Data extracted from a collection:
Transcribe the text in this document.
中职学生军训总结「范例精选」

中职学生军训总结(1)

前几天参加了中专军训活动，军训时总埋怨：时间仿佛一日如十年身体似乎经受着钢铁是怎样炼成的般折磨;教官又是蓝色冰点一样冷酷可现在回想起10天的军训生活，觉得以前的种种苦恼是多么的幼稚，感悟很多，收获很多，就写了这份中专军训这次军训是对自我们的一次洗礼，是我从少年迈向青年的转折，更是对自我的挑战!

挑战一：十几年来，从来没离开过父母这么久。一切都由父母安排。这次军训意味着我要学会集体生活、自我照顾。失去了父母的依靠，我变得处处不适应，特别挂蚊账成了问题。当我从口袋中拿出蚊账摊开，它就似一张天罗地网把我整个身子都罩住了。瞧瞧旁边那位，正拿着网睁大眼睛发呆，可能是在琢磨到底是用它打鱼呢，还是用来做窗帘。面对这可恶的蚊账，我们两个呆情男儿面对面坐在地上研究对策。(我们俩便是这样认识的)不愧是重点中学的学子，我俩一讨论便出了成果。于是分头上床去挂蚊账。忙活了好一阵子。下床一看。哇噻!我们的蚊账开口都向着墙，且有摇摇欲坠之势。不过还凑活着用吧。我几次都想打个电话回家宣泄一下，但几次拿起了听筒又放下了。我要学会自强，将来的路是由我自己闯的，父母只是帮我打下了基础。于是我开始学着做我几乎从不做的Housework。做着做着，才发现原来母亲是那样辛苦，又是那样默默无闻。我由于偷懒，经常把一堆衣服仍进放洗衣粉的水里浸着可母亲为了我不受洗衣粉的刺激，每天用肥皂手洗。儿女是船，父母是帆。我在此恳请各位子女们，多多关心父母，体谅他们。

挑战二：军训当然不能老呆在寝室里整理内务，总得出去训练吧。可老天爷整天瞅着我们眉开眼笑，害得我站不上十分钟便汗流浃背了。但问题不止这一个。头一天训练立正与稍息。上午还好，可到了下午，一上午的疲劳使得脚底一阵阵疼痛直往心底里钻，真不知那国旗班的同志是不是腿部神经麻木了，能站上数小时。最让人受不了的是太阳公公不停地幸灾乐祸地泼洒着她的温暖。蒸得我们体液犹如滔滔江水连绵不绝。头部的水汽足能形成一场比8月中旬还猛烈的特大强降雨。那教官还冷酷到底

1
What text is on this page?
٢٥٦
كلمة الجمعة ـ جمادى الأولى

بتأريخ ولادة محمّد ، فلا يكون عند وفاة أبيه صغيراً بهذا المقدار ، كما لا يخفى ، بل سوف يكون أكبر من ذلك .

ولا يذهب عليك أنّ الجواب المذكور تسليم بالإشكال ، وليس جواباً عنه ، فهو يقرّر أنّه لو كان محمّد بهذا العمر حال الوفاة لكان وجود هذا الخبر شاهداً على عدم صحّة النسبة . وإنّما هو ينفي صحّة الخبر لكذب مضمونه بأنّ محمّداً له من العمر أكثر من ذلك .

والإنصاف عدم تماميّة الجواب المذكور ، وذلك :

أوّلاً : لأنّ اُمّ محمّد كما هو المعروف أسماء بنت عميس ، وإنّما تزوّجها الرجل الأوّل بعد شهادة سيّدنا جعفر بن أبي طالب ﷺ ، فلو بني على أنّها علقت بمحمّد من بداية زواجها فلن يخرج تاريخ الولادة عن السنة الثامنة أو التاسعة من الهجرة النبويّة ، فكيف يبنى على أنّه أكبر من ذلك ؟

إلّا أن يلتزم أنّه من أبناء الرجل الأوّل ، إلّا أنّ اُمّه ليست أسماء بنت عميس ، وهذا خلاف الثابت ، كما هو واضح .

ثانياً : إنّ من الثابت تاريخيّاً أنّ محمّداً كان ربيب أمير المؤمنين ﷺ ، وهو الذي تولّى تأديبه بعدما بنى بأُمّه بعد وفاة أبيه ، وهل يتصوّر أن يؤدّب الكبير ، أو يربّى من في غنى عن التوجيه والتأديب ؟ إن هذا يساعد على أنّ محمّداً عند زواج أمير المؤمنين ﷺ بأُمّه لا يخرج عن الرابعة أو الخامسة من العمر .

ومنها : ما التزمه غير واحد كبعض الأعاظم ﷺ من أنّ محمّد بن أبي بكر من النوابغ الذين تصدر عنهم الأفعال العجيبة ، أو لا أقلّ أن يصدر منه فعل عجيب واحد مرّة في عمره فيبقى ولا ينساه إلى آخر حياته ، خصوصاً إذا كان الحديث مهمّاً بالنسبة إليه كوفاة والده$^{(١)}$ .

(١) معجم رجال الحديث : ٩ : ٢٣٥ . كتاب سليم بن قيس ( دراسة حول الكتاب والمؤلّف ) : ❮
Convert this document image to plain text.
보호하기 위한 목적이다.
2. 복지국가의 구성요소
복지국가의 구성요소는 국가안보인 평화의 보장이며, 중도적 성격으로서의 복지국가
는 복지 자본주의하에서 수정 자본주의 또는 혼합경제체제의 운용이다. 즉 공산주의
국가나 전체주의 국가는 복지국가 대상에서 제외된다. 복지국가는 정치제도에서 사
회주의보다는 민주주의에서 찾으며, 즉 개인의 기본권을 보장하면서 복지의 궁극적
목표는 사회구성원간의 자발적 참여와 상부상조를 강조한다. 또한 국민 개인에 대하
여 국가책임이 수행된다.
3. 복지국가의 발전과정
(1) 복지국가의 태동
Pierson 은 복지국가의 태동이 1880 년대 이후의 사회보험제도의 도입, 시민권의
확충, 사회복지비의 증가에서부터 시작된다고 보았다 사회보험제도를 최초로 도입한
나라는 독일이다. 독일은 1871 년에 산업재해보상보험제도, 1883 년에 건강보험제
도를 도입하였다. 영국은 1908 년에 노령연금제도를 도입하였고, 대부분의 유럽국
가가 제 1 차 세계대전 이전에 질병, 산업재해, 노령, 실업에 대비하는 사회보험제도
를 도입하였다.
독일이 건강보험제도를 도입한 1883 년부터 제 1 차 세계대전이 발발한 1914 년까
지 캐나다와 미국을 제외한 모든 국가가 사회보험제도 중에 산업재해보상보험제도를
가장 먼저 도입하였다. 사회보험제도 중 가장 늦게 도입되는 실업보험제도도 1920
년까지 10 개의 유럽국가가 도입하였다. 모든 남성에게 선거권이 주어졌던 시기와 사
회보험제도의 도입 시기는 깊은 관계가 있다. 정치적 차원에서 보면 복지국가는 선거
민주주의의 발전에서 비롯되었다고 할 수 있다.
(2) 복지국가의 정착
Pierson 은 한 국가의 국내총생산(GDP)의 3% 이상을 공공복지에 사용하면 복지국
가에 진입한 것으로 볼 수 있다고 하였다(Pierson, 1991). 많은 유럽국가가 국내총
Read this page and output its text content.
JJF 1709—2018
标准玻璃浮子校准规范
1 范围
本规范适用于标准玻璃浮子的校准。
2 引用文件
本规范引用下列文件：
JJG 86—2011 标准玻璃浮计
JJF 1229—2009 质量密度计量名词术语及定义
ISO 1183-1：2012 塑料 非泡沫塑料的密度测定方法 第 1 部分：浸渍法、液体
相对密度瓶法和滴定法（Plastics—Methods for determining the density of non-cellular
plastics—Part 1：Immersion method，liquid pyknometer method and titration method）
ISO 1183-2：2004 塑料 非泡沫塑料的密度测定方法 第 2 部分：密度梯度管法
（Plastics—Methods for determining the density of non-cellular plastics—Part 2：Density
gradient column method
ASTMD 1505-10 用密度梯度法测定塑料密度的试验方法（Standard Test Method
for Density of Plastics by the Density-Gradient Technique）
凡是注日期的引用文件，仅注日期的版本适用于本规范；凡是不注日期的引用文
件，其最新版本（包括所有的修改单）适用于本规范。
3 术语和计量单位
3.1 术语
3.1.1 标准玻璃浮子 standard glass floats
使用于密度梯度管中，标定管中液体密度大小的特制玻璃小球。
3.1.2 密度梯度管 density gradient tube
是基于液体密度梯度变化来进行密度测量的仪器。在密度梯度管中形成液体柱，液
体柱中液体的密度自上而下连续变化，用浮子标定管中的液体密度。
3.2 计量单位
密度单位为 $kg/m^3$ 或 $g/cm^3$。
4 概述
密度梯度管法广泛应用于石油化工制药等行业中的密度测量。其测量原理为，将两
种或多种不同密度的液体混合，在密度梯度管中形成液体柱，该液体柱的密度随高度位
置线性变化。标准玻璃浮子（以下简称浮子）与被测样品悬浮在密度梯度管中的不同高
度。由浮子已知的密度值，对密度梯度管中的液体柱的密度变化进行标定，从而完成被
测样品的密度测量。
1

**WRITTEN PROBLEM**: Gather from the entries above all lines that include the string "this".

**IN RESPONSE**:
Transcribe the text in this document.
What text is on this page?
Convert this document image to plain text.
Read this page and output its text content.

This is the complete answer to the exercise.